## Bloco de texto

--

Após perceberem que Joseval havia se ferido, os amigos o levaram até o Pronto-Socorro Central de Diadema. “Ele disse que tinha sido atingido e o levamos direto para o hospital. Ele estava pálido, mas não escorreu uma gota de sangue. A enfermeira disse que ele tinha sofrido uma parada cardíaca. Só depois é que os médicos perceberam que ele havia sido baleado”, diz Ed Carlos.

A família da vítima estava inconformada com o crime. De acordo com a cunhada do auxiliar de limpeza, a dona-de-casa Verônica França Matos, 22 anos, Joseval era uma pessoa muito alegre. “Nunca deu problema para os pais. Adorava as sobrinhas e, sempre que podia, passava o Carnaval na Bahia, sua terra natal”, diz. A vítima morava com a família no Jardim São Judas, em Diadema, e trabalha para uma empresa em São Paulo.

--

## Instruções da tarefa
Resuma em duas frases o bloco de texto acima.

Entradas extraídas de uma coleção
--

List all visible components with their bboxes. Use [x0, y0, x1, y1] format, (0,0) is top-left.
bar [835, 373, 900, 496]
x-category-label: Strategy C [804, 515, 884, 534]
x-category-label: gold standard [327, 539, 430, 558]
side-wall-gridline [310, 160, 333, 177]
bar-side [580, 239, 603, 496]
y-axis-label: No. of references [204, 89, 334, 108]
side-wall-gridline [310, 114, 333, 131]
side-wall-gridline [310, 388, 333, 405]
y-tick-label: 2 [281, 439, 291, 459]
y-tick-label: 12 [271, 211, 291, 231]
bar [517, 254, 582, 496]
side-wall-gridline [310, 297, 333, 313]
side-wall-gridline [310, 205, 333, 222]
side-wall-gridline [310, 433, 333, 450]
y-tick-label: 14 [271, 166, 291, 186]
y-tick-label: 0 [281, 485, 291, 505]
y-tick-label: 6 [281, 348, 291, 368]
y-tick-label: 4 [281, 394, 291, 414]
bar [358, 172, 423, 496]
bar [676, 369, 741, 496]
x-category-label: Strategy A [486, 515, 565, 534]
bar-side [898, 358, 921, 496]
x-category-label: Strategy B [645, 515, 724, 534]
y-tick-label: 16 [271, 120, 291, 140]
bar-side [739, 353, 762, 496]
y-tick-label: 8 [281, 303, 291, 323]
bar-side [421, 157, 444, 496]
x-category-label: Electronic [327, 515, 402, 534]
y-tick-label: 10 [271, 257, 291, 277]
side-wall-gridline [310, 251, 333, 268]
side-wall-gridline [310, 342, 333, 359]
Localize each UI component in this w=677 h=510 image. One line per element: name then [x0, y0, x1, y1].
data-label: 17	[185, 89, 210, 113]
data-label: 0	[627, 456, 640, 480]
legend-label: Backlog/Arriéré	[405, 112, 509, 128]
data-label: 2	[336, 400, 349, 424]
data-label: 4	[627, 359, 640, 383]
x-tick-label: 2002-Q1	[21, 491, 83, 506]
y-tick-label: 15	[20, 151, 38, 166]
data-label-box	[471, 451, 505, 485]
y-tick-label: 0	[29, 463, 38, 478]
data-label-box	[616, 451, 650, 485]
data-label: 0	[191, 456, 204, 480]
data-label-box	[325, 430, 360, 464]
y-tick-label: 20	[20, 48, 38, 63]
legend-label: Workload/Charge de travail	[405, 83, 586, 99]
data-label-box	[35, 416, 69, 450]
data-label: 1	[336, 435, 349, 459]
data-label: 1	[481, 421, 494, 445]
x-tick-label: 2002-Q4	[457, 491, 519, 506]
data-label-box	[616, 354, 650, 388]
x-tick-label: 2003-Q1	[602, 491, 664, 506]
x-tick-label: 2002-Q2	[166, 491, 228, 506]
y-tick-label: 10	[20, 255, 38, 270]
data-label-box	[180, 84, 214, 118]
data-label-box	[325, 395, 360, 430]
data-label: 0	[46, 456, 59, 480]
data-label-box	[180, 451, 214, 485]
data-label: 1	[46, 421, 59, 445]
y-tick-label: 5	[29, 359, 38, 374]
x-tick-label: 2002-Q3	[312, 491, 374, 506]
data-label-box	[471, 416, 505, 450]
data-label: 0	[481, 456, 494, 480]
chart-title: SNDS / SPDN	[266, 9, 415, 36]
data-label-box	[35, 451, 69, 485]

--

## Solução abaixo
Depois de perceberem que Joseval estava ferido, os amigos o levaram ao Pronto-Socorro Central de Diadema, onde só mais tarde os médicos perceberam que ele havia sido baleado. A família estava inconformada com o crime, e a cunhada, Verônica França Matos, descreveu-o como uma pessoa muito alegre, que adorava as sobrinhas e, sempre que podia, passava o Carnaval na Bahia, sua terra natal.